▸ **INSTRUCTION**
Repeat everything in the material exactly.
begin DATA RECORDS
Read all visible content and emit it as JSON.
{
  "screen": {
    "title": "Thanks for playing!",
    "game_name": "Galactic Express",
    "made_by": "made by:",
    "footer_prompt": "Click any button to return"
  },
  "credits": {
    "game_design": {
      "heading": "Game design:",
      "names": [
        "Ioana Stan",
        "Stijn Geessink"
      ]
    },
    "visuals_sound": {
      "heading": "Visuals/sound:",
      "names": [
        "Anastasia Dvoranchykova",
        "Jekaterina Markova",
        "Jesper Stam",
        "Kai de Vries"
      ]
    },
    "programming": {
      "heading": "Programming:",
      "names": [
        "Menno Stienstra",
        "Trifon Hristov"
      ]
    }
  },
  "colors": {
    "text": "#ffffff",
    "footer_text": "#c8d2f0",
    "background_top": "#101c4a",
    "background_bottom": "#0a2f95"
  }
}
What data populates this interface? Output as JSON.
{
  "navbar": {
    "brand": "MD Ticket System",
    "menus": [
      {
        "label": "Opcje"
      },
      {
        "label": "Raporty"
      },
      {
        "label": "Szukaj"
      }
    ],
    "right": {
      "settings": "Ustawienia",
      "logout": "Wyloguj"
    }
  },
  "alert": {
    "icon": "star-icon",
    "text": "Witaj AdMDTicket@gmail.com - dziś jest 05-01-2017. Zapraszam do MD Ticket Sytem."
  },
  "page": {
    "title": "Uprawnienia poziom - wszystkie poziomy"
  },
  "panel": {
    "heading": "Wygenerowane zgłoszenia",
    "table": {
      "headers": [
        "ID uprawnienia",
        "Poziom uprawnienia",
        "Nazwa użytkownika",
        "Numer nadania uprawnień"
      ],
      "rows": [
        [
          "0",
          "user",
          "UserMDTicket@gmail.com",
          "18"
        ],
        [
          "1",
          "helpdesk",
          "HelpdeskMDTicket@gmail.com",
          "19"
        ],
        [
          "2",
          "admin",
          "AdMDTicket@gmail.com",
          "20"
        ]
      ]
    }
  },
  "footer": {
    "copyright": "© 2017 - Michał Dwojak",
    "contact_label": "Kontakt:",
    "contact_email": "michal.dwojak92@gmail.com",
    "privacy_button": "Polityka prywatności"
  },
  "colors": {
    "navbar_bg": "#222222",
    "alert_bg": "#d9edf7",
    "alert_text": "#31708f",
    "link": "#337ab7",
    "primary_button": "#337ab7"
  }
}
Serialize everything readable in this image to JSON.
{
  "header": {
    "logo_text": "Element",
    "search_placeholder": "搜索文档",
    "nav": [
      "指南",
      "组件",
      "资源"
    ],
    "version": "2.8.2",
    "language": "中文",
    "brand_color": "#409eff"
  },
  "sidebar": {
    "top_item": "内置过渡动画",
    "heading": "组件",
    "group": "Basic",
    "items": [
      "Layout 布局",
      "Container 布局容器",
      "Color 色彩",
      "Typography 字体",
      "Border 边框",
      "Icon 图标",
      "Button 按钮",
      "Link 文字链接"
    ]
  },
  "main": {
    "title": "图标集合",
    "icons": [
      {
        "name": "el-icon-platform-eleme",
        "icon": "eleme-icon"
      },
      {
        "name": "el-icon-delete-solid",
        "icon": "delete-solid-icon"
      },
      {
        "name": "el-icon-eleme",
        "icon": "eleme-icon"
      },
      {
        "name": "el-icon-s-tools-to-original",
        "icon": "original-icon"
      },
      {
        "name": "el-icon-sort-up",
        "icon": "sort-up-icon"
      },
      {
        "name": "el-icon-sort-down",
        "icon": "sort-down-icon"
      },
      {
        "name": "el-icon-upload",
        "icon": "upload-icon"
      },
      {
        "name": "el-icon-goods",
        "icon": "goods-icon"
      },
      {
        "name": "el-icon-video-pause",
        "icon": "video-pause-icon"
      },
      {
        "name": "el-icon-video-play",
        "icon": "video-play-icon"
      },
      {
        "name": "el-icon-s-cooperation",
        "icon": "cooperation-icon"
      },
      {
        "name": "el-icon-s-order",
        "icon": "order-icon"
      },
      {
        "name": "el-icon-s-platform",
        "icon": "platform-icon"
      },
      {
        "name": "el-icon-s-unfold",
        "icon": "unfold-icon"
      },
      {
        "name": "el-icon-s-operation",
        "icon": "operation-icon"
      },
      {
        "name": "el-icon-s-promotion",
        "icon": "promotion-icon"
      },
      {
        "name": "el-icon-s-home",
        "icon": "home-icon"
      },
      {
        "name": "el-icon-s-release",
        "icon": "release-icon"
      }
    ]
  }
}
end DATA RECORDS
▸ **RESPONSE**
Read all visible content and emit it as JSON.
{
  "screen": {
    "title": "Thanks for playing!",
    "game_name": "Galactic Express",
    "made_by": "made by:",
    "footer_prompt": "Click any button to return"
  },
  "credits": {
    "game_design": {
      "heading": "Game design:",
      "names": [
        "Ioana Stan",
        "Stijn Geessink"
      ]
    },
    "visuals_sound": {
      "heading": "Visuals/sound:",
      "names": [
        "Anastasia Dvoranchykova",
        "Jekaterina Markova",
        "Jesper Stam",
        "Kai de Vries"
      ]
    },
    "programming": {
      "heading": "Programming:",
      "names": [
        "Menno Stienstra",
        "Trifon Hristov"
      ]
    }
  },
  "colors": {
    "text": "#ffffff",
    "footer_text": "#c8d2f0",
    "background_top": "#101c4a",
    "background_bottom": "#0a2f95"
  }
}
What data populates this interface? Output as JSON.
{
  "navbar": {
    "brand": "MD Ticket System",
    "menus": [
      {
        "label": "Opcje"
      },
      {
        "label": "Raporty"
      },
      {
        "label": "Szukaj"
      }
    ],
    "right": {
      "settings": "Ustawienia",
      "logout": "Wyloguj"
    }
  },
  "alert": {
    "icon": "star-icon",
    "text": "Witaj AdMDTicket@gmail.com - dziś jest 05-01-2017. Zapraszam do MD Ticket Sytem."
  },
  "page": {
    "title": "Uprawnienia poziom - wszystkie poziomy"
  },
  "panel": {
    "heading": "Wygenerowane zgłoszenia",
    "table": {
      "headers": [
        "ID uprawnienia",
        "Poziom uprawnienia",
        "Nazwa użytkownika",
        "Numer nadania uprawnień"
      ],
      "rows": [
        [
          "0",
          "user",
          "UserMDTicket@gmail.com",
          "18"
        ],
        [
          "1",
          "helpdesk",
          "HelpdeskMDTicket@gmail.com",
          "19"
        ],
        [
          "2",
          "admin",
          "AdMDTicket@gmail.com",
          "20"
        ]
      ]
    }
  },
  "footer": {
    "copyright": "© 2017 - Michał Dwojak",
    "contact_label": "Kontakt:",
    "contact_email": "michal.dwojak92@gmail.com",
    "privacy_button": "Polityka prywatności"
  },
  "colors": {
    "navbar_bg": "#222222",
    "alert_bg": "#d9edf7",
    "alert_text": "#31708f",
    "link": "#337ab7",
    "primary_button": "#337ab7"
  }
}
Serialize everything readable in this image to JSON.
{
  "header": {
    "logo_text": "Element",
    "search_placeholder": "搜索文档",
    "nav": [
      "指南",
      "组件",
      "资源"
    ],
    "version": "2.8.2",
    "language": "中文",
    "brand_color": "#409eff"
  },
  "sidebar": {
    "top_item": "内置过渡动画",
    "heading": "组件",
    "group": "Basic",
    "items": [
      "Layout 布局",
      "Container 布局容器",
      "Color 色彩",
      "Typography 字体",
      "Border 边框",
      "Icon 图标",
      "Button 按钮",
      "Link 文字链接"
    ]
  },
  "main": {
    "title": "图标集合",
    "icons": [
      {
        "name": "el-icon-platform-eleme",
        "icon": "eleme-icon"
      },
      {
        "name": "el-icon-delete-solid",
        "icon": "delete-solid-icon"
      },
      {
        "name": "el-icon-eleme",
        "icon": "eleme-icon"
      },
      {
        "name": "el-icon-s-tools-to-original",
        "icon": "original-icon"
      },
      {
        "name": "el-icon-sort-up",
        "icon": "sort-up-icon"
      },
      {
        "name": "el-icon-sort-down",
        "icon": "sort-down-icon"
      },
      {
        "name": "el-icon-upload",
        "icon": "upload-icon"
      },
      {
        "name": "el-icon-goods",
        "icon": "goods-icon"
      },
      {
        "name": "el-icon-video-pause",
        "icon": "video-pause-icon"
      },
      {
        "name": "el-icon-video-play",
        "icon": "video-play-icon"
      },
      {
        "name": "el-icon-s-cooperation",
        "icon": "cooperation-icon"
      },
      {
        "name": "el-icon-s-order",
        "icon": "order-icon"
      },
      {
        "name": "el-icon-s-platform",
        "icon": "platform-icon"
      },
      {
        "name": "el-icon-s-unfold",
        "icon": "unfold-icon"
      },
      {
        "name": "el-icon-s-operation",
        "icon": "operation-icon"
      },
      {
        "name": "el-icon-s-promotion",
        "icon": "promotion-icon"
      },
      {
        "name": "el-icon-s-home",
        "icon": "home-icon"
      },
      {
        "name": "el-icon-s-release",
        "icon": "release-icon"
      }
    ]
  }
}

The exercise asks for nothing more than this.